What you should do> Each line below should be quoted exactly, please.

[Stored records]
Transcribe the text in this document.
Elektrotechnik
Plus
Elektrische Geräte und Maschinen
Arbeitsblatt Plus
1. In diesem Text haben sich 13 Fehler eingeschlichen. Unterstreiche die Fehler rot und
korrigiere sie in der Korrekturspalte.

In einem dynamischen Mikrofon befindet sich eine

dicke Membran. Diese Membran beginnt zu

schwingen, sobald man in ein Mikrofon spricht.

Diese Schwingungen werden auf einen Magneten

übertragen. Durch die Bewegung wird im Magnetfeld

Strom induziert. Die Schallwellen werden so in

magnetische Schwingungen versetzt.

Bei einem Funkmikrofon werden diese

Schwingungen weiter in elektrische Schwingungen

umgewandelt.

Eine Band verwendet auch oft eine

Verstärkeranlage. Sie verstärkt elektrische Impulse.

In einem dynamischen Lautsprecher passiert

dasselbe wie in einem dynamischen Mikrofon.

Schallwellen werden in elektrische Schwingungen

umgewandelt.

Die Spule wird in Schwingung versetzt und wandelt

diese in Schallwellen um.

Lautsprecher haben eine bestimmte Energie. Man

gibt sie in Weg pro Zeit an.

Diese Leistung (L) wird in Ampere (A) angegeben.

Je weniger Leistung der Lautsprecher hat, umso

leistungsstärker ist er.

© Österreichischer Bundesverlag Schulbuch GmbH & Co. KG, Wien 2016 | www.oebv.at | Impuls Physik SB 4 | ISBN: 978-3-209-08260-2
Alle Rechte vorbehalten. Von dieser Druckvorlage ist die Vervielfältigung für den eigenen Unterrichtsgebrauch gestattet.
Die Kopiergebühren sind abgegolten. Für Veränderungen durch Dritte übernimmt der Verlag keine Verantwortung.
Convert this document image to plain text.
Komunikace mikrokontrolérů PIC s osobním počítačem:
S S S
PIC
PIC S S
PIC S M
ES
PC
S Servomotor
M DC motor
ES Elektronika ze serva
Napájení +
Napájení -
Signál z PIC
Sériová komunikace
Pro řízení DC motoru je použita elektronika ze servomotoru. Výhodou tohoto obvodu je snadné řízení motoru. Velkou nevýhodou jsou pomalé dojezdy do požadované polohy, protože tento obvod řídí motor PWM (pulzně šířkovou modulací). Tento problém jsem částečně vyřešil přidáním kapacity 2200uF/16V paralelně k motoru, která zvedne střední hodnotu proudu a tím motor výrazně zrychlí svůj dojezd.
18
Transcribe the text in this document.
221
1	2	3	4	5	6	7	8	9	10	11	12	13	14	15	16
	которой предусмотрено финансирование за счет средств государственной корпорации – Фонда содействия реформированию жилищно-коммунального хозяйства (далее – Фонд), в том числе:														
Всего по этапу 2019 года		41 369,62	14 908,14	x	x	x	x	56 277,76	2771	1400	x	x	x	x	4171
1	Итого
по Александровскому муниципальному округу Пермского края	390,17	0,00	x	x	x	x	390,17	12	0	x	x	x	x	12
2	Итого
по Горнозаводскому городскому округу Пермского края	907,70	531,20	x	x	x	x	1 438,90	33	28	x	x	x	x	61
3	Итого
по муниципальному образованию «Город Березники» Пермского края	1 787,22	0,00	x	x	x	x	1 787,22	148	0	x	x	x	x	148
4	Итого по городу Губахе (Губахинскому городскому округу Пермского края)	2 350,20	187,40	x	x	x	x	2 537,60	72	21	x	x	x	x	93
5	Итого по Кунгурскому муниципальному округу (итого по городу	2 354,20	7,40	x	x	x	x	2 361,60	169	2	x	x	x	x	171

Task solution>
Transcribe the text in this document.
Elektrotechnik
Plus
Elektrische Geräte und Maschinen
Arbeitsblatt Plus
1. In diesem Text haben sich 13 Fehler eingeschlichen. Unterstreiche die Fehler rot und
korrigiere sie in der Korrekturspalte.

In einem dynamischen Mikrofon befindet sich eine

dicke Membran. Diese Membran beginnt zu

schwingen, sobald man in ein Mikrofon spricht.

Diese Schwingungen werden auf einen Magneten

übertragen. Durch die Bewegung wird im Magnetfeld

Strom induziert. Die Schallwellen werden so in

magnetische Schwingungen versetzt.

Bei einem Funkmikrofon werden diese

Schwingungen weiter in elektrische Schwingungen

umgewandelt.

Eine Band verwendet auch oft eine

Verstärkeranlage. Sie verstärkt elektrische Impulse.

In einem dynamischen Lautsprecher passiert

dasselbe wie in einem dynamischen Mikrofon.

Schallwellen werden in elektrische Schwingungen

umgewandelt.

Die Spule wird in Schwingung versetzt und wandelt

diese in Schallwellen um.

Lautsprecher haben eine bestimmte Energie. Man

gibt sie in Weg pro Zeit an.

Diese Leistung (L) wird in Ampere (A) angegeben.

Je weniger Leistung der Lautsprecher hat, umso

leistungsstärker ist er.

© Österreichischer Bundesverlag Schulbuch GmbH & Co. KG, Wien 2016 | www.oebv.at | Impuls Physik SB 4 | ISBN: 978-3-209-08260-2
Alle Rechte vorbehalten. Von dieser Druckvorlage ist die Vervielfältigung für den eigenen Unterrichtsgebrauch gestattet.
Die Kopiergebühren sind abgegolten. Für Veränderungen durch Dritte übernimmt der Verlag keine Verantwortung.
Convert this document image to plain text.
Komunikace mikrokontrolérů PIC s osobním počítačem:
S S S
PIC
PIC S S
PIC S M
ES
PC
S Servomotor
M DC motor
ES Elektronika ze serva
Napájení +
Napájení -
Signál z PIC
Sériová komunikace
Pro řízení DC motoru je použita elektronika ze servomotoru. Výhodou tohoto obvodu je snadné řízení motoru. Velkou nevýhodou jsou pomalé dojezdy do požadované polohy, protože tento obvod řídí motor PWM (pulzně šířkovou modulací). Tento problém jsem částečně vyřešil přidáním kapacity 2200uF/16V paralelně k motoru, která zvedne střední hodnotu proudu a tím motor výrazně zrychlí svůj dojezd.
18
Transcribe the text in this document.
221
1	2	3	4	5	6	7	8	9	10	11	12	13	14	15	16
	которой предусмотрено финансирование за счет средств государственной корпорации – Фонда содействия реформированию жилищно-коммунального хозяйства (далее – Фонд), в том числе:														
Всего по этапу 2019 года		41 369,62	14 908,14	x	x	x	x	56 277,76	2771	1400	x	x	x	x	4171
1	Итого
по Александровскому муниципальному округу Пермского края	390,17	0,00	x	x	x	x	390,17	12	0	x	x	x	x	12
2	Итого
по Горнозаводскому городскому округу Пермского края	907,70	531,20	x	x	x	x	1 438,90	33	28	x	x	x	x	61
3	Итого
по муниципальному образованию «Город Березники» Пермского края	1 787,22	0,00	x	x	x	x	1 787,22	148	0	x	x	x	x	148
4	Итого по городу Губахе (Губахинскому городскому округу Пермского края)	2 350,20	187,40	x	x	x	x	2 537,60	72	21	x	x	x	x	93
5	Итого по Кунгурскому муниципальному округу (итого по городу	2 354,20	7,40	x	x	x	x	2 361,60	169	2	x	x	x	x	171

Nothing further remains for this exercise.